* begin DOCUMENT EXTRACT *

I assume you're asking for advice on speeding things up, but for the record your post simply reads as a statement, not as a request for help.

That said, on most vanilla Linux systems the "cached reads" section is actually a measure of your processor-memory I/O (man 8 hdparm) and not disk I/O or even interaction with the disk's cache.  There isn't much tuning you can do to alter that short of overclocking.  334MB/s seems to translate roughly into the realm of PC-133 memory (1/2 bus bandwidth); is that about right?

Depending on how they're set up (loop device, raw partition, LVM, etc), Xen domU clients can benefit from the host's disk cache as well as their own, likely explaining your boost in speed within a VM.  The only reliable way to test disk I/O within a VM or anything else is not by seat-of-the-pants measurement, but by ensuring your caches are flushed, using accurate load timing, and documenting your methodology so it is repeatable.

----------

## kshade

 *guero61 wrote:*   

> I assume you're asking for advice on speeding things up, but for the record your post simply reads as a statement, not as a request for help.

 

You're right, sorry. Shouldn't have posted just after getting up.

 *guero61 wrote:*   

> That said, on most vanilla Linux systems the "cached reads" section is actually a measure of your processor-memory I/O (man 8 hdparm) and not disk I/O or even interaction with the disk's cache.  There isn't much tuning you can do to alter that short of overclocking.

 

Thanks, didn't knew that.

* end DOCUMENT EXTRACT *

◆ SET OF TASKS ◆
1) Summarize the forum thread in three sentences.
2) Duplicate the passage of the forum thread from "You're right, sorry." up to and including "didn't knew that.", with no changes.
Rely solely on the forum thread when completing the work on it.

* begin SOURCE EXCERPT *

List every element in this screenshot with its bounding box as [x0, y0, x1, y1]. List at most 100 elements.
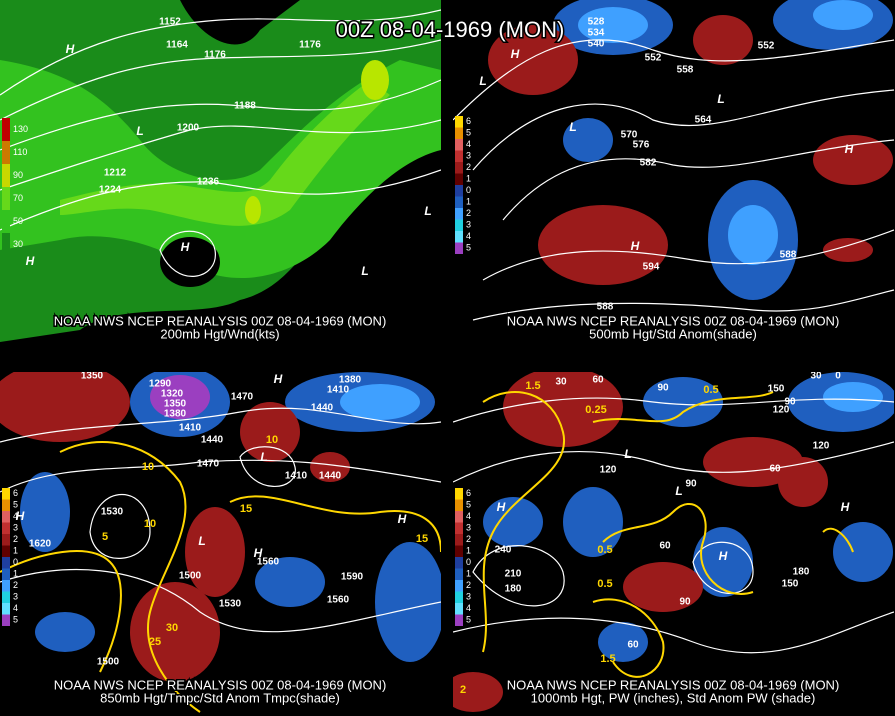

* end SOURCE EXCERPT *

◆ ANSWER LIST ◆
1) On most vanilla Linux systems, the "cached reads" section measures processor-memory I/O rather than disk I/O or interaction with the disk's cache, and little tuning short of overclocking can alter it. Depending on their setup, Xen domU clients can benefit from the host's disk cache as well as their own, and reliable disk I/O testing requires flushed caches, accurate load timing, and documented, repeatable methodology. kshade apologizes for posting a statement rather than a request for help and says they did not know about the cached reads measurement.

2)
You're right, sorry. Shouldn't have posted just after getting up.

 *guero61 wrote:*   

> That said, on most vanilla Linux systems the "cached reads" section is actually a measure of your processor-memory I/O (man 8 hdparm) and not disk I/O or even interaction with the disk's cache.  There isn't much tuning you can do to alter that short of overclocking.

 

Thanks, didn't knew that.